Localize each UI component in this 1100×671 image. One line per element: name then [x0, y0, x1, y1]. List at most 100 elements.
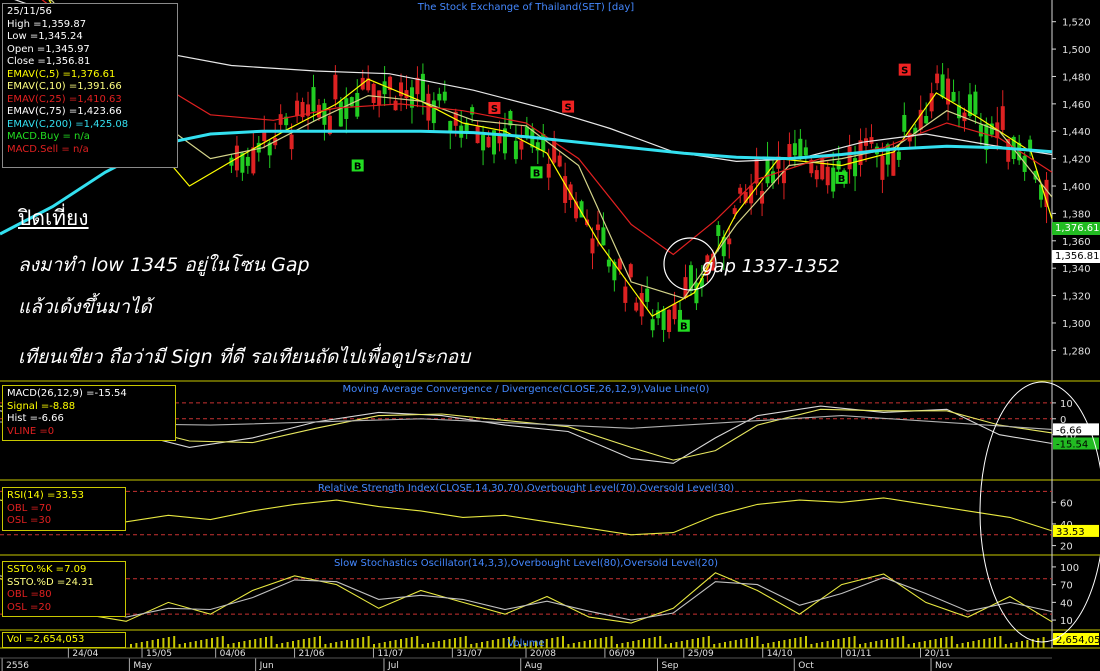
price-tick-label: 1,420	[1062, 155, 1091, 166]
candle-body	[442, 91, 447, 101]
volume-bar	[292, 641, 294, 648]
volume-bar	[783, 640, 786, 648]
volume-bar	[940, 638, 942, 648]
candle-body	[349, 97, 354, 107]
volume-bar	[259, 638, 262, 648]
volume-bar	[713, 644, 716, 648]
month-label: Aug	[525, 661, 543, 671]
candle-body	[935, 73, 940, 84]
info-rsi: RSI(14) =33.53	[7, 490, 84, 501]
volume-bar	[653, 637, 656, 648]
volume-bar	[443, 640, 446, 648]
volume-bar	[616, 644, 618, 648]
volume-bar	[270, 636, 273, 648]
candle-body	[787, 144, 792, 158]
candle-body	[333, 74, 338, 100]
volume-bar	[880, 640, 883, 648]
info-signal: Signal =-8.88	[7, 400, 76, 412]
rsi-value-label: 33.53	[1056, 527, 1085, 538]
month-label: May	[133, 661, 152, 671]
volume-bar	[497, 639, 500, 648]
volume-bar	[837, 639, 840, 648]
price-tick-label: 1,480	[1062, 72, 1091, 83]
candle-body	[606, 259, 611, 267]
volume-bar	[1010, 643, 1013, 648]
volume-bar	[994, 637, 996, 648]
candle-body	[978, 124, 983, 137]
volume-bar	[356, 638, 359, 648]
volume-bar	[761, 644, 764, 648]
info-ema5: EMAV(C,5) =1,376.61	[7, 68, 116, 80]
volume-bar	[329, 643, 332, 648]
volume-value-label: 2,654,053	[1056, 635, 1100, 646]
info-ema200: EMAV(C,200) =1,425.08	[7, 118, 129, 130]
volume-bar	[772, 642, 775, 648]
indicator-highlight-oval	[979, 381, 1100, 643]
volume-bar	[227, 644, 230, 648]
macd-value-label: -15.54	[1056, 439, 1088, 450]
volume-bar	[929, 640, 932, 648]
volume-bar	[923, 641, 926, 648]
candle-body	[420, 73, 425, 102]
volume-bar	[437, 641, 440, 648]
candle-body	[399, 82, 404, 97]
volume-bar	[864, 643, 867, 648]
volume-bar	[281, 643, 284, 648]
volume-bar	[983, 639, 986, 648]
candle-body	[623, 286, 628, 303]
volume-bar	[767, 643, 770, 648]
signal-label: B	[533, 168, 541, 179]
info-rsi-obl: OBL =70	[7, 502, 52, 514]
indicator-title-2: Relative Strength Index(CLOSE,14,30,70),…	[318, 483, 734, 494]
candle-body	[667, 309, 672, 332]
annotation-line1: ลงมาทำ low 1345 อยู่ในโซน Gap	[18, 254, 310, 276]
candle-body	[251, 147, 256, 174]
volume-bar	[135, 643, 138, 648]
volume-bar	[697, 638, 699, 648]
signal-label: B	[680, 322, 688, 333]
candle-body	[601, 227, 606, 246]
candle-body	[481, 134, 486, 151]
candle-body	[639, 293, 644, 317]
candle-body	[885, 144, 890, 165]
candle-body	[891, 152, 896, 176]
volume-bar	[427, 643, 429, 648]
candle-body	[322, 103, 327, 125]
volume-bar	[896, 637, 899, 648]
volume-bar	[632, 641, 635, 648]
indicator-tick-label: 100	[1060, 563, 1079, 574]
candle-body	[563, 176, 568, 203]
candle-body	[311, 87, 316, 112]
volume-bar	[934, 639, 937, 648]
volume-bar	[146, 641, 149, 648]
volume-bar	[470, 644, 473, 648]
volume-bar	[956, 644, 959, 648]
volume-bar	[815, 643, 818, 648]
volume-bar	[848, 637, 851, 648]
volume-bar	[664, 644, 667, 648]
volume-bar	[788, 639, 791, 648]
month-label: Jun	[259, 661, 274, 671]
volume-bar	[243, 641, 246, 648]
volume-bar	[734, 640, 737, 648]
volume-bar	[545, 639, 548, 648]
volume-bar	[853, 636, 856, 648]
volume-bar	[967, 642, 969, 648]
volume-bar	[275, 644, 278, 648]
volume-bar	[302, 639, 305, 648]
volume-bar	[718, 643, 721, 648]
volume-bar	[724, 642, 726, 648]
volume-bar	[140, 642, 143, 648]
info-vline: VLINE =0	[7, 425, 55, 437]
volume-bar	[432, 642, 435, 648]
**********
Format every line of the rows above as a Markdown table with the columns Number and Line, numbering the lines in order from 1. Leave out blank lines and the pictures.

| Number | Line |
|---|---|
| 1 | Localize each UI component in this 1100×671 image. One line per element: name then [x0, y0, x1, y1]. List at most 100 elements. |
| 2 | price-tick-label: 1,420	[1062, 155, 1091, 166] |
| 3 | candle-body	[442, 91, 447, 101] |
| 4 | volume-bar	[292, 641, 294, 648] |
| 5 | volume-bar	[783, 640, 786, 648] |
| 6 | volume-bar	[940, 638, 942, 648] |
| 7 | candle-body	[349, 97, 354, 107] |
| 8 | volume-bar	[259, 638, 262, 648] |
| 9 | volume-bar	[713, 644, 716, 648] |
| 10 | month-label: Aug	[525, 661, 543, 671] |
| 11 | candle-body	[935, 73, 940, 84] |
| 12 | info-rsi: RSI(14) =33.53	[7, 490, 84, 501] |
| 13 | volume-bar	[653, 637, 656, 648] |
| 14 | volume-bar	[443, 640, 446, 648] |
| 15 | volume-bar	[616, 644, 618, 648] |
| 16 | volume-bar	[270, 636, 273, 648] |
| 17 | candle-body	[787, 144, 792, 158] |
| 18 | candle-body	[333, 74, 338, 100] |
| 19 | volume-bar	[880, 640, 883, 648] |
| 20 | info-signal: Signal =-8.88	[7, 400, 76, 412] |
| 21 | rsi-value-label: 33.53	[1056, 527, 1085, 538] |
| 22 | month-label: May	[133, 661, 152, 671] |
| 23 | volume-bar	[497, 639, 500, 648] |
| 24 | volume-bar	[837, 639, 840, 648] |
| 25 | price-tick-label: 1,480	[1062, 72, 1091, 83] |
| 26 | candle-body	[606, 259, 611, 267] |
| 27 | volume-bar	[1010, 643, 1013, 648] |
| 28 | volume-bar	[994, 637, 996, 648] |
| 29 | candle-body	[978, 124, 983, 137] |
| 30 | volume-bar	[356, 638, 359, 648] |
| 31 | volume-bar	[761, 644, 764, 648] |
| 32 | info-ema5: EMAV(C,5) =1,376.61	[7, 68, 116, 80] |
| 33 | volume-bar	[329, 643, 332, 648] |
| 34 | volume-value-label: 2,654,053	[1056, 635, 1100, 646] |
| 35 | info-ema200: EMAV(C,200) =1,425.08	[7, 118, 129, 130] |
| 36 | volume-bar	[772, 642, 775, 648] |
| 37 | indicator-highlight-oval	[979, 381, 1100, 643] |
| 38 | volume-bar	[227, 644, 230, 648] |
| 39 | macd-value-label: -15.54	[1056, 439, 1088, 450] |
| 40 | volume-bar	[929, 640, 932, 648] |
| 41 | volume-bar	[923, 641, 926, 648] |
| 42 | candle-body	[420, 73, 425, 102] |
| 43 | volume-bar	[437, 641, 440, 648] |
| 44 | candle-body	[399, 82, 404, 97] |
| 45 | volume-bar	[864, 643, 867, 648] |
| 46 | volume-bar	[281, 643, 284, 648] |
| 47 | volume-bar	[983, 639, 986, 648] |
| 48 | candle-body	[623, 286, 628, 303] |
| 49 | volume-bar	[767, 643, 770, 648] |
| 50 | signal-label: B	[533, 168, 541, 179] |
| 51 | info-rsi-obl: OBL =70	[7, 502, 52, 514] |
| 52 | indicator-title-2: Relative Strength Index(CLOSE,14,30,70),…	[318, 483, 734, 494] |
| 53 | candle-body	[667, 309, 672, 332] |
| 54 | annotation-line1: ลงมาทำ low 1345 อยู่ในโซน Gap	[18, 254, 310, 276] |
| 55 | candle-body	[251, 147, 256, 174] |
| 56 | volume-bar	[135, 643, 138, 648] |
| 57 | volume-bar	[697, 638, 699, 648] |
| 58 | signal-label: B	[680, 322, 688, 333] |
| 59 | candle-body	[601, 227, 606, 246] |
| 60 | candle-body	[481, 134, 486, 151] |
| 61 | candle-body	[639, 293, 644, 317] |
| 62 | candle-body	[885, 144, 890, 165] |
| 63 | candle-body	[891, 152, 896, 176] |
| 64 | volume-bar	[427, 643, 429, 648] |
| 65 | candle-body	[322, 103, 327, 125] |
| 66 | volume-bar	[896, 637, 899, 648] |
| 67 | volume-bar	[632, 641, 635, 648] |
| 68 | indicator-tick-label: 100	[1060, 563, 1079, 574] |
| 69 | candle-body	[563, 176, 568, 203] |
| 70 | candle-body	[311, 87, 316, 112] |
| 71 | volume-bar	[934, 639, 937, 648] |
| 72 | volume-bar	[146, 641, 149, 648] |
| 73 | volume-bar	[470, 644, 473, 648] |
| 74 | volume-bar	[956, 644, 959, 648] |
| 75 | volume-bar	[815, 643, 818, 648] |
| 76 | volume-bar	[848, 637, 851, 648] |
| 77 | volume-bar	[664, 644, 667, 648] |
| 78 | volume-bar	[788, 639, 791, 648] |
| 79 | month-label: Jun	[259, 661, 274, 671] |
| 80 | volume-bar	[243, 641, 246, 648] |
| 81 | volume-bar	[734, 640, 737, 648] |
| 82 | volume-bar	[545, 639, 548, 648] |
| 83 | volume-bar	[853, 636, 856, 648] |
| 84 | volume-bar	[967, 642, 969, 648] |
| 85 | volume-bar	[275, 644, 278, 648] |
| 86 | volume-bar	[302, 639, 305, 648] |
| 87 | volume-bar	[718, 643, 721, 648] |
| 88 | volume-bar	[724, 642, 726, 648] |
| 89 | volume-bar	[140, 642, 143, 648] |
| 90 | info-vline: VLINE =0	[7, 425, 55, 437] |
| 91 | volume-bar	[432, 642, 435, 648] |